WHAT THE TASK ASKS
Look for "phần" in the listing below. Gather each line that contains it.

RECORD EXTRACTS
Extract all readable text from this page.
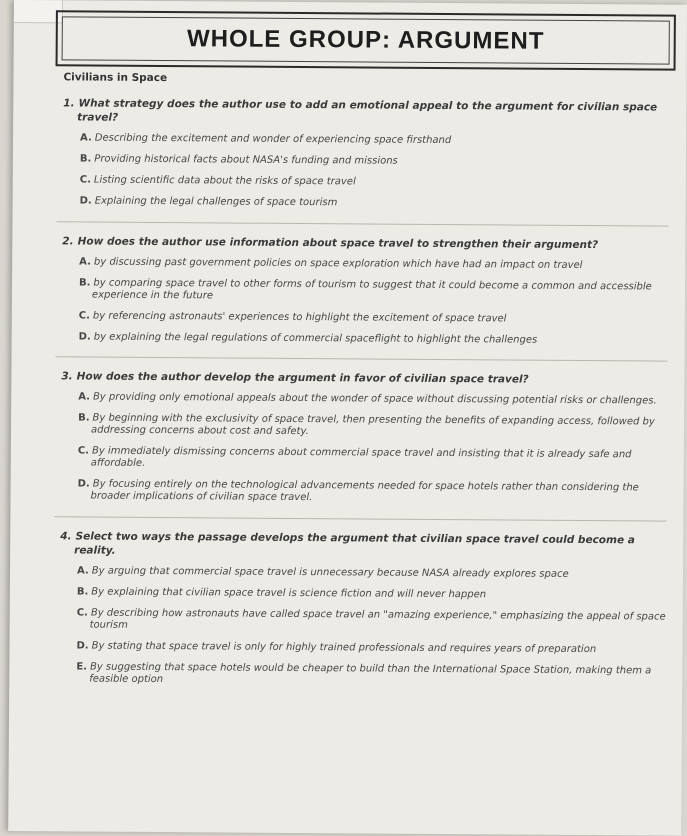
WHOLE GROUP: ARGUMENT
Civilians in Space

1. What strategy does the author use to add an emotional appeal to the argument for civilian space travel?

A. Describing the excitement and wonder of experiencing space firsthand

B. Providing historical facts about NASA's funding and missions

C. Listing scientific data about the risks of space travel

D. Explaining the legal challenges of space tourism

2. How does the author use information about space travel to strengthen their argument?

A. by discussing past government policies on space exploration which have had an impact on travel

B. by comparing space travel to other forms of tourism to suggest that it could become a common and accessible experience in the future

C. by referencing astronauts' experiences to highlight the excitement of space travel

D. by explaining the legal regulations of commercial spaceflight to highlight the challenges

3. How does the author develop the argument in favor of civilian space travel?

A. By providing only emotional appeals about the wonder of space without discussing potential risks or challenges.

B. By beginning with the exclusivity of space travel, then presenting the benefits of expanding access, followed by addressing concerns about cost and safety.

C. By immediately dismissing concerns about commercial space travel and insisting that it is already safe and affordable.

D. By focusing entirely on the technological advancements needed for space hotels rather than considering the broader implications of civilian space travel.

4. Select two ways the passage develops the argument that civilian space travel could become a reality.

A. By arguing that commercial space travel is unnecessary because NASA already explores space

B. By explaining that civilian space travel is science fiction and will never happen

C. By describing how astronauts have called space travel an "amazing experience," emphasizing the appeal of space tourism

D. By stating that space travel is only for highly trained professionals and requires years of preparation

E. By suggesting that space hotels would be cheaper to build than the International Space Station, making them a feasible option
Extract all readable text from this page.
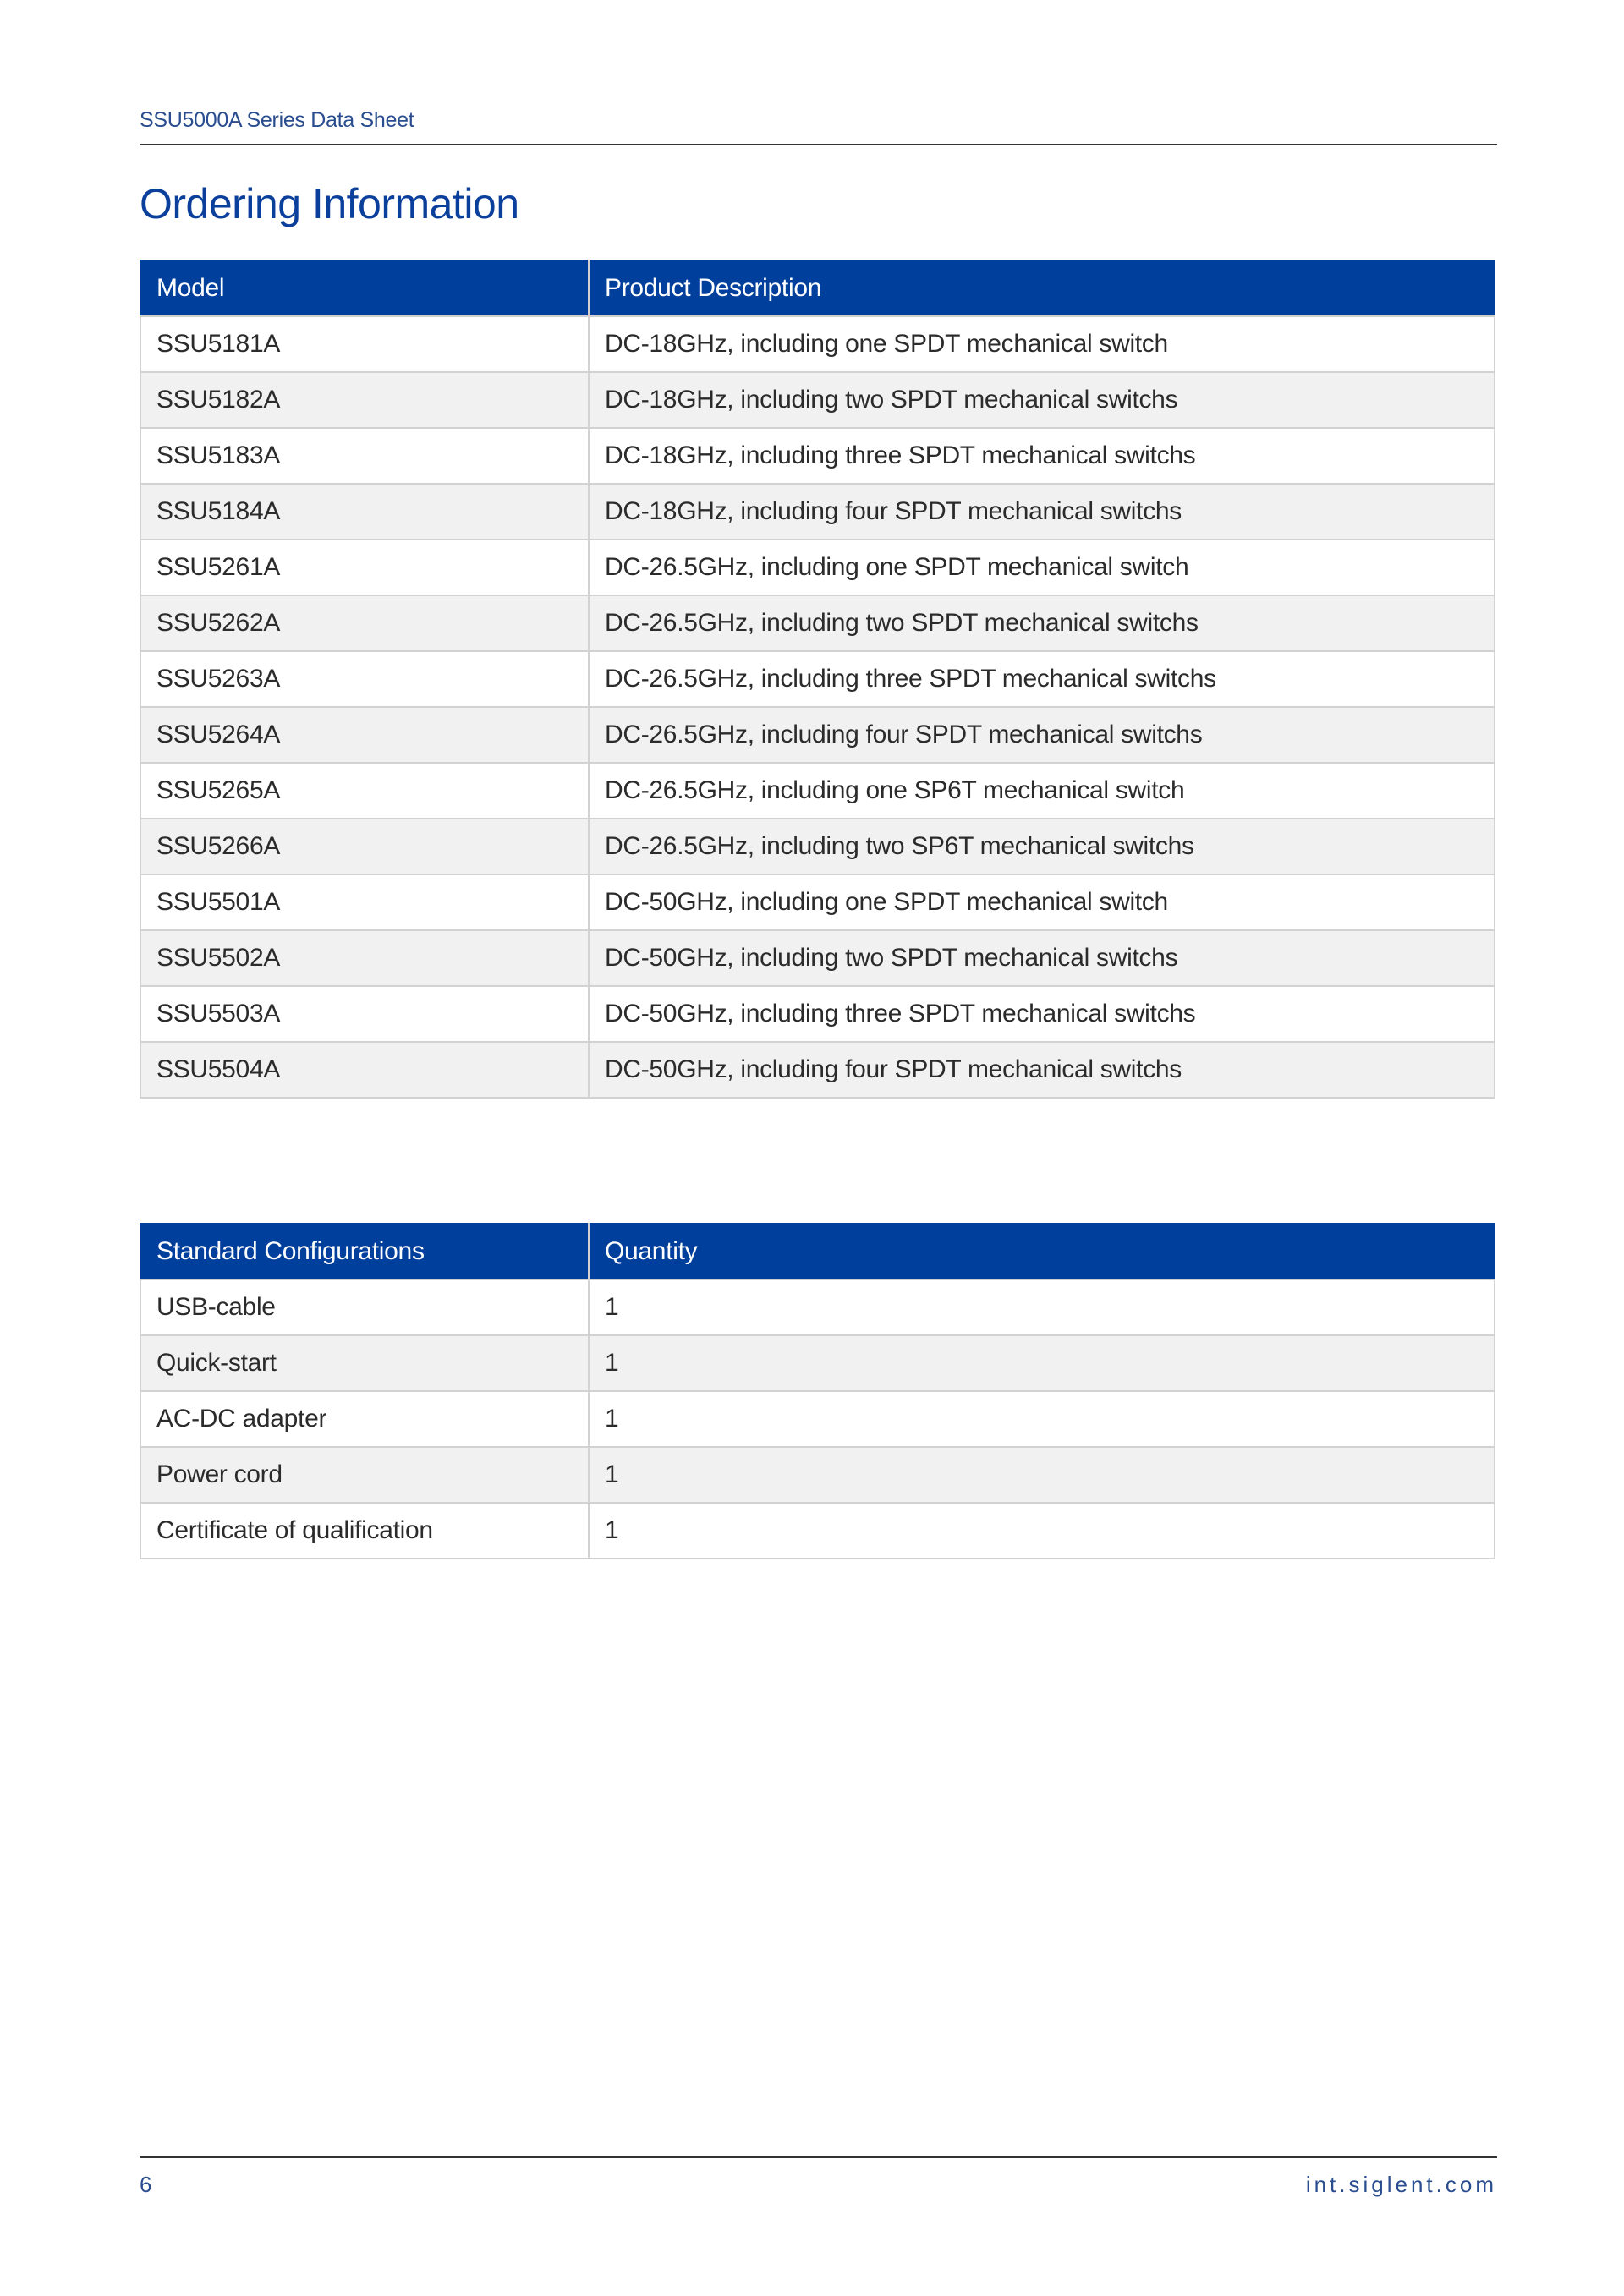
SSU5000A Series Data Sheet
Ordering Information
Model	Product Description
SSU5181A	DC-18GHz, including one SPDT mechanical switch
SSU5182A	DC-18GHz, including two SPDT mechanical switchs
SSU5183A	DC-18GHz, including three SPDT mechanical switchs
SSU5184A	DC-18GHz, including four SPDT mechanical switchs
SSU5261A	DC-26.5GHz, including one SPDT mechanical switch
SSU5262A	DC-26.5GHz, including two SPDT mechanical switchs
SSU5263A	DC-26.5GHz, including three SPDT mechanical switchs
SSU5264A	DC-26.5GHz, including four SPDT mechanical switchs
SSU5265A	DC-26.5GHz, including one SP6T mechanical switch
SSU5266A	DC-26.5GHz, including two SP6T mechanical switchs
SSU5501A	DC-50GHz, including one SPDT mechanical switch
SSU5502A	DC-50GHz, including two SPDT mechanical switchs
SSU5503A	DC-50GHz, including three SPDT mechanical switchs
SSU5504A	DC-50GHz, including four SPDT mechanical switchs
Standard Configurations	Quantity
USB-cable	1
Quick-start	1
AC-DC adapter	1
Power cord	1
Certificate of qualification	1
6	int.siglent.com
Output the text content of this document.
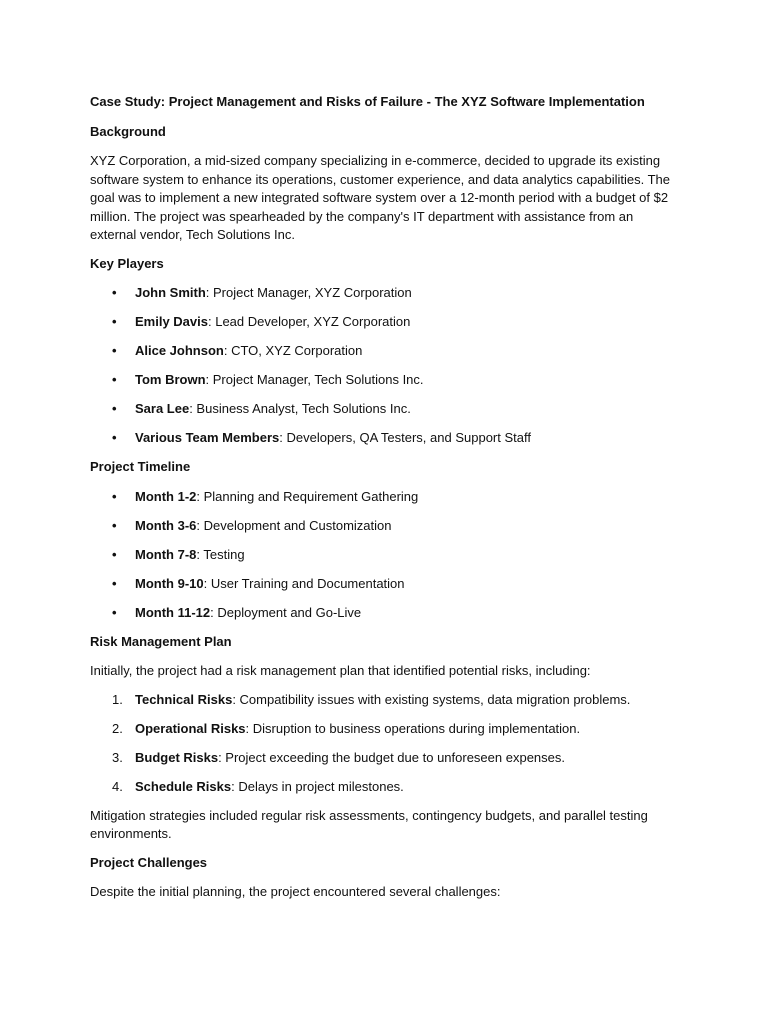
Case Study: Project Management and Risks of Failure - The XYZ Software Implementation
Background

XYZ Corporation, a mid-sized company specializing in e-commerce, decided to upgrade its existing software system to enhance its operations, customer experience, and data analytics capabilities. The goal was to implement a new integrated software system over a 12-month period with a budget of $2 million. The project was spearheaded by the company's IT department with assistance from an external vendor, Tech Solutions Inc.

Key Players
• John Smith: Project Manager, XYZ Corporation
• Emily Davis: Lead Developer, XYZ Corporation
• Alice Johnson: CTO, XYZ Corporation
• Tom Brown: Project Manager, Tech Solutions Inc.
• Sara Lee: Business Analyst, Tech Solutions Inc.
• Various Team Members: Developers, QA Testers, and Support Staff
Project Timeline
• Month 1-2: Planning and Requirement Gathering
• Month 3-6: Development and Customization
• Month 7-8: Testing
• Month 9-10: User Training and Documentation
• Month 11-12: Deployment and Go-Live
Risk Management Plan

Initially, the project had a risk management plan that identified potential risks, including:

1. Technical Risks: Compatibility issues with existing systems, data migration problems.
2. Operational Risks: Disruption to business operations during implementation.
3. Budget Risks: Project exceeding the budget due to unforeseen expenses.
4. Schedule Risks: Delays in project milestones.

Mitigation strategies included regular risk assessments, contingency budgets, and parallel testing environments.

Project Challenges

Despite the initial planning, the project encountered several challenges:
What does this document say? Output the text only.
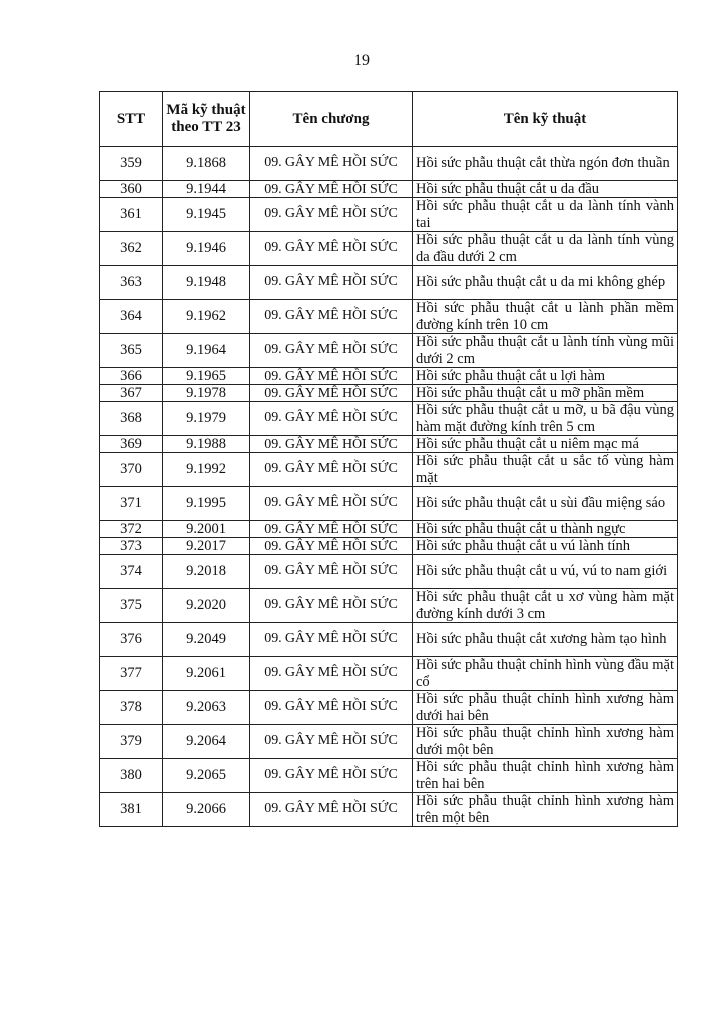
19
STT	Mã kỹ thuật theo TT 23	Tên chương	Tên kỹ thuật
359	9.1868	09. GÂY MÊ HỒI SỨC	Hồi sức phẫu thuật cắt thừa ngón đơn thuần
360	9.1944	09. GÂY MÊ HỒI SỨC	Hồi sức phẫu thuật cắt u da đầu
361	9.1945	09. GÂY MÊ HỒI SỨC	Hồi sức phẫu thuật cắt u da lành tính vành tai
362	9.1946	09. GÂY MÊ HỒI SỨC	Hồi sức phẫu thuật cắt u da lành tính vùng da đầu dưới 2 cm
363	9.1948	09. GÂY MÊ HỒI SỨC	Hồi sức phẫu thuật cắt u da mi không ghép
364	9.1962	09. GÂY MÊ HỒI SỨC	Hồi sức phẫu thuật cắt u lành phần mềm đường kính trên 10 cm
365	9.1964	09. GÂY MÊ HỒI SỨC	Hồi sức phẫu thuật cắt u lành tính vùng mũi dưới 2 cm
366	9.1965	09. GÂY MÊ HỒI SỨC	Hồi sức phẫu thuật cắt u lợi hàm
367	9.1978	09. GÂY MÊ HỒI SỨC	Hồi sức phẫu thuật cắt u mỡ phần mềm
368	9.1979	09. GÂY MÊ HỒI SỨC	Hồi sức phẫu thuật cắt u mỡ, u bã đậu vùng hàm mặt đường kính trên 5 cm
369	9.1988	09. GÂY MÊ HỒI SỨC	Hồi sức phẫu thuật cắt u niêm mạc má
370	9.1992	09. GÂY MÊ HỒI SỨC	Hồi sức phẫu thuật cắt u sắc tố vùng hàm mặt
371	9.1995	09. GÂY MÊ HỒI SỨC	Hồi sức phẫu thuật cắt u sùi đầu miệng sáo
372	9.2001	09. GÂY MÊ HỒI SỨC	Hồi sức phẫu thuật cắt u thành ngực
373	9.2017	09. GÂY MÊ HỒI SỨC	Hồi sức phẫu thuật cắt u vú lành tính
374	9.2018	09. GÂY MÊ HỒI SỨC	Hồi sức phẫu thuật cắt u vú, vú to nam giới
375	9.2020	09. GÂY MÊ HỒI SỨC	Hồi sức phẫu thuật cắt u xơ vùng hàm mặt đường kính dưới 3 cm
376	9.2049	09. GÂY MÊ HỒI SỨC	Hồi sức phẫu thuật cắt xương hàm tạo hình
377	9.2061	09. GÂY MÊ HỒI SỨC	Hồi sức phẫu thuật chỉnh hình vùng đầu mặt cổ
378	9.2063	09. GÂY MÊ HỒI SỨC	Hồi sức phẫu thuật chỉnh hình xương hàm dưới hai bên
379	9.2064	09. GÂY MÊ HỒI SỨC	Hồi sức phẫu thuật chỉnh hình xương hàm dưới một bên
380	9.2065	09. GÂY MÊ HỒI SỨC	Hồi sức phẫu thuật chỉnh hình xương hàm trên hai bên
381	9.2066	09. GÂY MÊ HỒI SỨC	Hồi sức phẫu thuật chỉnh hình xương hàm trên một bên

THE COMPLETED TASK
364	9.1962	09. GÂY MÊ HỒI SỨC	Hồi sức phẫu thuật cắt u lành phần mềm đường kính trên 10 cm
367	9.1978	09. GÂY MÊ HỒI SỨC	Hồi sức phẫu thuật cắt u mỡ phần mềm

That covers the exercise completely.